De verzekerde van 18 jaar of ouder betaalt een eigen
bijdrage voor mondzorg, bedoeld in
artikel 2.7, eerste en vijfde lid, onderdeel b.
Art. 2.16b.
-1. De verzekerde betaalt
een eigen bijdrage voor een geneesmiddel als bedoeld in
artikel 2.8, eerste lid, dat is
ingedeeld in een groep van onderling vervangbare
geneesmiddelen, indien de inkoopprijs hoger is dan de
vergoedingslimiet. Een eigen bijdrage wordt ook betaald
voor zover een geneesmiddel is bereid uit een
geneesmiddel waarvoor een eigen bijdrage is
verschuldigd.
-2. Bij ministeriële
regeling wordt geregeld hoe de eigen bijdrage wordt
berekend.
[Rz]
Art. 2.16c.
[Rz]
De verzekerde betaalt voor een bij ministeriële regeling
aan te wijzen hulpmiddel als bedoeld in
artikel 2.9, een eigen bijdrage ter grootte van:
a. een daarbij
vermeld bedrag wegens besparing van kosten;
b. het verschil
tussen de aanschaffingskosten en het bij dat hulpmiddel
vermelde bedrag, dat kan verschillen naargelang de groep
van verzekerden waartoe de verzekerde behoort; of
c. een bij die regeling te
bepalen percentage van de kosten van het hulpmiddel, dat
kan verschillen voor verzekerden tot 18 jaar en
verzekerden van 18 jaar of ouder.
Art. 2.16d.
[Rz]
-1. De verzekerde betaalt
voor kraamzorg als bedoeld in artikel
2.11, een eigen bijdrage per uur indien het betreft
zorg ten huize van de verzekerde.

UITTREKSEL GEGEVENS
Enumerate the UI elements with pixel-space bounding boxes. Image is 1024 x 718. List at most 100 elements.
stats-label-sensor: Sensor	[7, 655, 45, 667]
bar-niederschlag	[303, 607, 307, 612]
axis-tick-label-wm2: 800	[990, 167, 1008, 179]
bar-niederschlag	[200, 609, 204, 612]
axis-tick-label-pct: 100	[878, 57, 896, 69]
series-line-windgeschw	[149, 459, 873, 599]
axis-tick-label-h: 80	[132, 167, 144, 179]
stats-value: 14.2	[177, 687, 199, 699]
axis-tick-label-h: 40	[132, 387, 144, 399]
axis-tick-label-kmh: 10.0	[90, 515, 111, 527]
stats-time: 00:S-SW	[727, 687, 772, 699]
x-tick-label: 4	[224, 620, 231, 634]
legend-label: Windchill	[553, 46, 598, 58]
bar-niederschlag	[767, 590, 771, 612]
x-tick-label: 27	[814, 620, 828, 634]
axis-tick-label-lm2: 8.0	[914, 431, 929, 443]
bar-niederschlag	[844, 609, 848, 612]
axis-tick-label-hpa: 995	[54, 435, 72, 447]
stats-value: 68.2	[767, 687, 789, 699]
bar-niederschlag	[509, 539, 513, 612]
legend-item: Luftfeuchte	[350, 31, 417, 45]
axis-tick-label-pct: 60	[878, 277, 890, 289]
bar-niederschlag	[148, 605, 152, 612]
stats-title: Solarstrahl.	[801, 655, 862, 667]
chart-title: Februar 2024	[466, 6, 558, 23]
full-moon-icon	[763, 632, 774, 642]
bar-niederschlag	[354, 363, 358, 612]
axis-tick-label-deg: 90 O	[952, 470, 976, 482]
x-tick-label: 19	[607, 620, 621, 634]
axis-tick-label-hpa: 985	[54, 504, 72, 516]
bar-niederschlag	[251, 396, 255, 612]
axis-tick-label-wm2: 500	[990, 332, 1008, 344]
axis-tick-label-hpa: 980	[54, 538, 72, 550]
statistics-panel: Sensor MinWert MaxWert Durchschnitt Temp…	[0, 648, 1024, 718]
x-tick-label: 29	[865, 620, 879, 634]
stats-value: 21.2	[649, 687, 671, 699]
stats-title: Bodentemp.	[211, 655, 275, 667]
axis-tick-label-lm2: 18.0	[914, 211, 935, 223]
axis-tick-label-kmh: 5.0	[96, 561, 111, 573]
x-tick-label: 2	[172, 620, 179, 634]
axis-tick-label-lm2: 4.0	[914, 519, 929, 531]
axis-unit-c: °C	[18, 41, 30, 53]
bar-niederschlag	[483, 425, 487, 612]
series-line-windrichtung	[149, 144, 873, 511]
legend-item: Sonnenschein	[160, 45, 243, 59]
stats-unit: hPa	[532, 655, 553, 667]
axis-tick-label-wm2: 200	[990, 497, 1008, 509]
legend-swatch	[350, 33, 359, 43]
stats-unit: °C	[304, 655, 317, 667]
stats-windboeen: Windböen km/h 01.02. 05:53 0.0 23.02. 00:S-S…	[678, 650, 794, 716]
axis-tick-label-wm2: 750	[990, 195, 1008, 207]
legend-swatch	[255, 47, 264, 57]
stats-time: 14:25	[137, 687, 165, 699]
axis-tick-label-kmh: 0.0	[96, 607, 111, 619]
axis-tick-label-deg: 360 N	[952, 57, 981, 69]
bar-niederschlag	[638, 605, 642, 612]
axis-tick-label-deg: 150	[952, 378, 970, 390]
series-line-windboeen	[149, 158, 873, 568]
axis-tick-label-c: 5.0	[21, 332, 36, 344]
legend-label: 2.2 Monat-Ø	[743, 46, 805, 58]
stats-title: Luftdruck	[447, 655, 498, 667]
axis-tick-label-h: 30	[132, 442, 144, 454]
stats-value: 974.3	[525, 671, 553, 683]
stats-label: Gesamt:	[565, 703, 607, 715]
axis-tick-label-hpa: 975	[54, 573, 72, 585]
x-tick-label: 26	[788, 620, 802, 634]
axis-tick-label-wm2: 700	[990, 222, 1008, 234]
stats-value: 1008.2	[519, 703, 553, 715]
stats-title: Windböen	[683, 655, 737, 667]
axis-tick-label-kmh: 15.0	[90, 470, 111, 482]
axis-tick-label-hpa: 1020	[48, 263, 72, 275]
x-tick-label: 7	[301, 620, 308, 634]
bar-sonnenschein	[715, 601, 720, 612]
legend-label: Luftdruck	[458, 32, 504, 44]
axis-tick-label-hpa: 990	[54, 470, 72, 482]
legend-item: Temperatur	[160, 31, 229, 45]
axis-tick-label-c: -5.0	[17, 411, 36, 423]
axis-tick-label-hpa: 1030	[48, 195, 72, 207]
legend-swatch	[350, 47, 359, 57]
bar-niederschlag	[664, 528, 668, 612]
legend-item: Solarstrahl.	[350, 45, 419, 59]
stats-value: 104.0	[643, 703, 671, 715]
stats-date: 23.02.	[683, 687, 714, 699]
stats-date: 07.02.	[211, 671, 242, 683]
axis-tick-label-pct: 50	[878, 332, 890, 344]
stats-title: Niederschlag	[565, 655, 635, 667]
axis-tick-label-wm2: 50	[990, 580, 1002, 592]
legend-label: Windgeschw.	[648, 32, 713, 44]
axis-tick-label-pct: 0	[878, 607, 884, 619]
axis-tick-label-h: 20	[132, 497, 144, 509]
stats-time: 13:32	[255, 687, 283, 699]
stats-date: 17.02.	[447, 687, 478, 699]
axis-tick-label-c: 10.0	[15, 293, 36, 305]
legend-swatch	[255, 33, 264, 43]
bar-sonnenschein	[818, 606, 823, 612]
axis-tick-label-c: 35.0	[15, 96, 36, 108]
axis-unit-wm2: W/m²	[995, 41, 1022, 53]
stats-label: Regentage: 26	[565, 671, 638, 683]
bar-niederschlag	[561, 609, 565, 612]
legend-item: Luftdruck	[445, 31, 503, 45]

OPDRACHT
Kopieer het fragment over eigen bijdragen van verzekerden woord voor woord en volledig.

UITWERKING
De verzekerde van 18 jaar of ouder betaalt een eigen
bijdrage voor mondzorg, bedoeld in
artikel 2.7, eerste en vijfde lid, onderdeel b.
Art. 2.16b.
-1. De verzekerde betaalt
een eigen bijdrage voor een geneesmiddel als bedoeld in
artikel 2.8, eerste lid, dat is
ingedeeld in een groep van onderling vervangbare
geneesmiddelen, indien de inkoopprijs hoger is dan de
vergoedingslimiet. Een eigen bijdrage wordt ook betaald
voor zover een geneesmiddel is bereid uit een
geneesmiddel waarvoor een eigen bijdrage is
verschuldigd.
-2. Bij ministeriële
regeling wordt geregeld hoe de eigen bijdrage wordt
berekend.
[Rz]
Art. 2.16c.
[Rz]
De verzekerde betaalt voor een bij ministeriële regeling
aan te wijzen hulpmiddel als bedoeld in
artikel 2.9, een eigen bijdrage ter grootte van:
a. een daarbij
vermeld bedrag wegens besparing van kosten;
b. het verschil
tussen de aanschaffingskosten en het bij dat hulpmiddel
vermelde bedrag, dat kan verschillen naargelang de groep
van verzekerden waartoe de verzekerde behoort; of
c. een bij die regeling te
bepalen percentage van de kosten van het hulpmiddel, dat
kan verschillen voor verzekerden tot 18 jaar en
verzekerden van 18 jaar of ouder.
Art. 2.16d.
[Rz]
-1. De verzekerde betaalt
voor kraamzorg als bedoeld in artikel
2.11, een eigen bijdrage per uur indien het betreft
zorg ten huize van de verzekerde.